#### [The problem]
Write out the material exactly, without any of its pictures.

#### [Dataset entries]
------------------------------------------------------------------------
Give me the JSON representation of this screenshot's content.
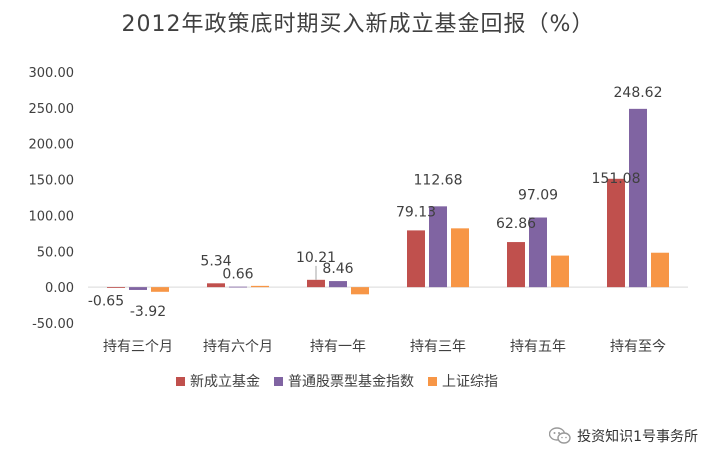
{
  "chart_data": {
    "type": "bar",
    "title": "2012年政策底时期买入新成立基金回报（%）",
    "categories": [
      "持有三个月",
      "持有六个月",
      "持有一年",
      "持有三年",
      "持有五年",
      "持有至今"
    ],
    "series": [
      {
        "name": "新成立基金",
        "color": "#C0504D",
        "values": [
          -0.65,
          5.34,
          10.21,
          79.13,
          62.86,
          151.08
        ]
      },
      {
        "name": "普通股票型基金指数",
        "color": "#8064A2",
        "values": [
          -3.92,
          0.66,
          8.46,
          112.68,
          97.09,
          248.62
        ]
      },
      {
        "name": "上证综指",
        "color": "#F79646",
        "values": [
          -6.5,
          1.8,
          -10.0,
          82.0,
          44.0,
          48.0
        ]
      }
    ],
    "data_labels": [
      {
        "series": 0,
        "index": 0,
        "text": "-0.65"
      },
      {
        "series": 1,
        "index": 0,
        "text": "-3.92"
      },
      {
        "series": 0,
        "index": 1,
        "text": "5.34"
      },
      {
        "series": 1,
        "index": 1,
        "text": "0.66"
      },
      {
        "series": 0,
        "index": 2,
        "text": "10.21"
      },
      {
        "series": 1,
        "index": 2,
        "text": "8.46"
      },
      {
        "series": 0,
        "index": 3,
        "text": "79.13"
      },
      {
        "series": 1,
        "index": 3,
        "text": "112.68"
      },
      {
        "series": 0,
        "index": 4,
        "text": "62.86"
      },
      {
        "series": 1,
        "index": 4,
        "text": "97.09"
      },
      {
        "series": 0,
        "index": 5,
        "text": "151.08"
      },
      {
        "series": 1,
        "index": 5,
        "text": "248.62"
      }
    ],
    "yticks": [
      "300.00",
      "250.00",
      "200.00",
      "150.00",
      "100.00",
      "50.00",
      "0.00",
      "-50.00"
    ],
    "ylim": [
      -50,
      300
    ],
    "grid": false,
    "legend_position": "bottom"
  },
  "watermark": {
    "text": "投资知识1号事务所",
    "icon": "wechat-icon"
  }
}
------------------------------------------------------------------------
#### [Answer to this task]
Give me the JSON representation of this screenshot's content.
{
  "chart_data": {
    "type": "bar",
    "title": "2012年政策底时期买入新成立基金回报（%）",
    "categories": [
      "持有三个月",
      "持有六个月",
      "持有一年",
      "持有三年",
      "持有五年",
      "持有至今"
    ],
    "series": [
      {
        "name": "新成立基金",
        "color": "#C0504D",
        "values": [
          -0.65,
          5.34,
          10.21,
          79.13,
          62.86,
          151.08
        ]
      },
      {
        "name": "普通股票型基金指数",
        "color": "#8064A2",
        "values": [
          -3.92,
          0.66,
          8.46,
          112.68,
          97.09,
          248.62
        ]
      },
      {
        "name": "上证综指",
        "color": "#F79646",
        "values": [
          -6.5,
          1.8,
          -10.0,
          82.0,
          44.0,
          48.0
        ]
      }
    ],
    "data_labels": [
      {
        "series": 0,
        "index": 0,
        "text": "-0.65"
      },
      {
        "series": 1,
        "index": 0,
        "text": "-3.92"
      },
      {
        "series": 0,
        "index": 1,
        "text": "5.34"
      },
      {
        "series": 1,
        "index": 1,
        "text": "0.66"
      },
      {
        "series": 0,
        "index": 2,
        "text": "10.21"
      },
      {
        "series": 1,
        "index": 2,
        "text": "8.46"
      },
      {
        "series": 0,
        "index": 3,
        "text": "79.13"
      },
      {
        "series": 1,
        "index": 3,
        "text": "112.68"
      },
      {
        "series": 0,
        "index": 4,
        "text": "62.86"
      },
      {
        "series": 1,
        "index": 4,
        "text": "97.09"
      },
      {
        "series": 0,
        "index": 5,
        "text": "151.08"
      },
      {
        "series": 1,
        "index": 5,
        "text": "248.62"
      }
    ],
    "yticks": [
      "300.00",
      "250.00",
      "200.00",
      "150.00",
      "100.00",
      "50.00",
      "0.00",
      "-50.00"
    ],
    "ylim": [
      -50,
      300
    ],
    "grid": false,
    "legend_position": "bottom"
  },
  "watermark": {
    "text": "投资知识1号事务所",
    "icon": "wechat-icon"
  }
}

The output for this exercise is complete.